▶ TASK GOAL:
Output the full listing word for word.
___ RECORDS SUPPLIED
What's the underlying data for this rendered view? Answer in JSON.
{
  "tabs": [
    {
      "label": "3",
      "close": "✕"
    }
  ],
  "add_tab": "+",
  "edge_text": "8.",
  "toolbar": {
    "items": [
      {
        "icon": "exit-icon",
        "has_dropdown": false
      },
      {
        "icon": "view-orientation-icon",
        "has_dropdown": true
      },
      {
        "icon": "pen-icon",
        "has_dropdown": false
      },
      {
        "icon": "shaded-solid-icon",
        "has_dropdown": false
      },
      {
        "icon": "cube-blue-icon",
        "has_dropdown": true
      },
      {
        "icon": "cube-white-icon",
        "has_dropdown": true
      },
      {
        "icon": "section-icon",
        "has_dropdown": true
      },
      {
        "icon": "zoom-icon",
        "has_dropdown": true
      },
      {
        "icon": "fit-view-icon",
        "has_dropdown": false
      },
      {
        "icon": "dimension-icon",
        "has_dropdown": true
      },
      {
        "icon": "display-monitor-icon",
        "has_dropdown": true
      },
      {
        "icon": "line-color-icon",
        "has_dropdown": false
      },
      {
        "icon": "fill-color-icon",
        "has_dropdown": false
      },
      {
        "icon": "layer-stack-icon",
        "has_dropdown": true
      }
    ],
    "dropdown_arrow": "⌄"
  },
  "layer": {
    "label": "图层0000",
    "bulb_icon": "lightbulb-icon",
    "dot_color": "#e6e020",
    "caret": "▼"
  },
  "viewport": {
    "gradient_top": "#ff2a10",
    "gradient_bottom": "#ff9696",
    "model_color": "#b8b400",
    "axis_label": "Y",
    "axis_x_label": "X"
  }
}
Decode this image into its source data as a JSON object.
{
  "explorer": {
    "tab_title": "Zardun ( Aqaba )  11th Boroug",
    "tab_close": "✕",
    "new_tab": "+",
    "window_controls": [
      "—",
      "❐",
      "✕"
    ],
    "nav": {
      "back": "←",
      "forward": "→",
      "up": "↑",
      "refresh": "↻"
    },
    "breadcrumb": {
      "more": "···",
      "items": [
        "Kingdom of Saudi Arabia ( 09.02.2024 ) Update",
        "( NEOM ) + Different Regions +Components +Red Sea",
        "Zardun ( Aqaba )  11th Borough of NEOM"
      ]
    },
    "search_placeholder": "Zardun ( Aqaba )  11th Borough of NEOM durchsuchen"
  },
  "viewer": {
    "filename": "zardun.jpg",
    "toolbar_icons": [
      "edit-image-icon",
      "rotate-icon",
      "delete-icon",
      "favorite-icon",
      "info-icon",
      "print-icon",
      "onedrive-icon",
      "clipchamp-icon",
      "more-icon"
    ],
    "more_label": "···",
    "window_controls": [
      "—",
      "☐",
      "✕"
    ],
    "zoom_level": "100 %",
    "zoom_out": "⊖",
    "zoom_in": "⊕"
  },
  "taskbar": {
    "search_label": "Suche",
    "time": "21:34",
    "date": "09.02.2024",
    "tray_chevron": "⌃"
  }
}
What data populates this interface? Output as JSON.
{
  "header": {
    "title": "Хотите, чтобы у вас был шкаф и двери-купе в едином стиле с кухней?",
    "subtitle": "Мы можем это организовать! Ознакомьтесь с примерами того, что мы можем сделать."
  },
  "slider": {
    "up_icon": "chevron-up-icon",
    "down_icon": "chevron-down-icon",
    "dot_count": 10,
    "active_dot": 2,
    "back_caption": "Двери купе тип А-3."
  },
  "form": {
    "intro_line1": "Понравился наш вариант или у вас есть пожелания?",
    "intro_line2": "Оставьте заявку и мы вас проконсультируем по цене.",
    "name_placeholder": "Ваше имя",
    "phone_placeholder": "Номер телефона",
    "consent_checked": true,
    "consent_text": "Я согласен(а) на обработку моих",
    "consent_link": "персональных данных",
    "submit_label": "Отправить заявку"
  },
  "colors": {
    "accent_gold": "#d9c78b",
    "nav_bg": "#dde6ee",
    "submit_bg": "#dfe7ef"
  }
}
______
▶ IN RESPONSE:
What's the underlying data for this rendered view? Answer in JSON.
{
  "tabs": [
    {
      "label": "3",
      "close": "✕"
    }
  ],
  "add_tab": "+",
  "edge_text": "8.",
  "toolbar": {
    "items": [
      {
        "icon": "exit-icon",
        "has_dropdown": false
      },
      {
        "icon": "view-orientation-icon",
        "has_dropdown": true
      },
      {
        "icon": "pen-icon",
        "has_dropdown": false
      },
      {
        "icon": "shaded-solid-icon",
        "has_dropdown": false
      },
      {
        "icon": "cube-blue-icon",
        "has_dropdown": true
      },
      {
        "icon": "cube-white-icon",
        "has_dropdown": true
      },
      {
        "icon": "section-icon",
        "has_dropdown": true
      },
      {
        "icon": "zoom-icon",
        "has_dropdown": true
      },
      {
        "icon": "fit-view-icon",
        "has_dropdown": false
      },
      {
        "icon": "dimension-icon",
        "has_dropdown": true
      },
      {
        "icon": "display-monitor-icon",
        "has_dropdown": true
      },
      {
        "icon": "line-color-icon",
        "has_dropdown": false
      },
      {
        "icon": "fill-color-icon",
        "has_dropdown": false
      },
      {
        "icon": "layer-stack-icon",
        "has_dropdown": true
      }
    ],
    "dropdown_arrow": "⌄"
  },
  "layer": {
    "label": "图层0000",
    "bulb_icon": "lightbulb-icon",
    "dot_color": "#e6e020",
    "caret": "▼"
  },
  "viewport": {
    "gradient_top": "#ff2a10",
    "gradient_bottom": "#ff9696",
    "model_color": "#b8b400",
    "axis_label": "Y",
    "axis_x_label": "X"
  }
}
Decode this image into its source data as a JSON object.
{
  "explorer": {
    "tab_title": "Zardun ( Aqaba )  11th Boroug",
    "tab_close": "✕",
    "new_tab": "+",
    "window_controls": [
      "—",
      "❐",
      "✕"
    ],
    "nav": {
      "back": "←",
      "forward": "→",
      "up": "↑",
      "refresh": "↻"
    },
    "breadcrumb": {
      "more": "···",
      "items": [
        "Kingdom of Saudi Arabia ( 09.02.2024 ) Update",
        "( NEOM ) + Different Regions +Components +Red Sea",
        "Zardun ( Aqaba )  11th Borough of NEOM"
      ]
    },
    "search_placeholder": "Zardun ( Aqaba )  11th Borough of NEOM durchsuchen"
  },
  "viewer": {
    "filename": "zardun.jpg",
    "toolbar_icons": [
      "edit-image-icon",
      "rotate-icon",
      "delete-icon",
      "favorite-icon",
      "info-icon",
      "print-icon",
      "onedrive-icon",
      "clipchamp-icon",
      "more-icon"
    ],
    "more_label": "···",
    "window_controls": [
      "—",
      "☐",
      "✕"
    ],
    "zoom_level": "100 %",
    "zoom_out": "⊖",
    "zoom_in": "⊕"
  },
  "taskbar": {
    "search_label": "Suche",
    "time": "21:34",
    "date": "09.02.2024",
    "tray_chevron": "⌃"
  }
}
What data populates this interface? Output as JSON.
{
  "header": {
    "title": "Хотите, чтобы у вас был шкаф и двери-купе в едином стиле с кухней?",
    "subtitle": "Мы можем это организовать! Ознакомьтесь с примерами того, что мы можем сделать."
  },
  "slider": {
    "up_icon": "chevron-up-icon",
    "down_icon": "chevron-down-icon",
    "dot_count": 10,
    "active_dot": 2,
    "back_caption": "Двери купе тип А-3."
  },
  "form": {
    "intro_line1": "Понравился наш вариант или у вас есть пожелания?",
    "intro_line2": "Оставьте заявку и мы вас проконсультируем по цене.",
    "name_placeholder": "Ваше имя",
    "phone_placeholder": "Номер телефона",
    "consent_checked": true,
    "consent_text": "Я согласен(а) на обработку моих",
    "consent_link": "персональных данных",
    "submit_label": "Отправить заявку"
  },
  "colors": {
    "accent_gold": "#d9c78b",
    "nav_bg": "#dde6ee",
    "submit_bg": "#dfe7ef"
  }
}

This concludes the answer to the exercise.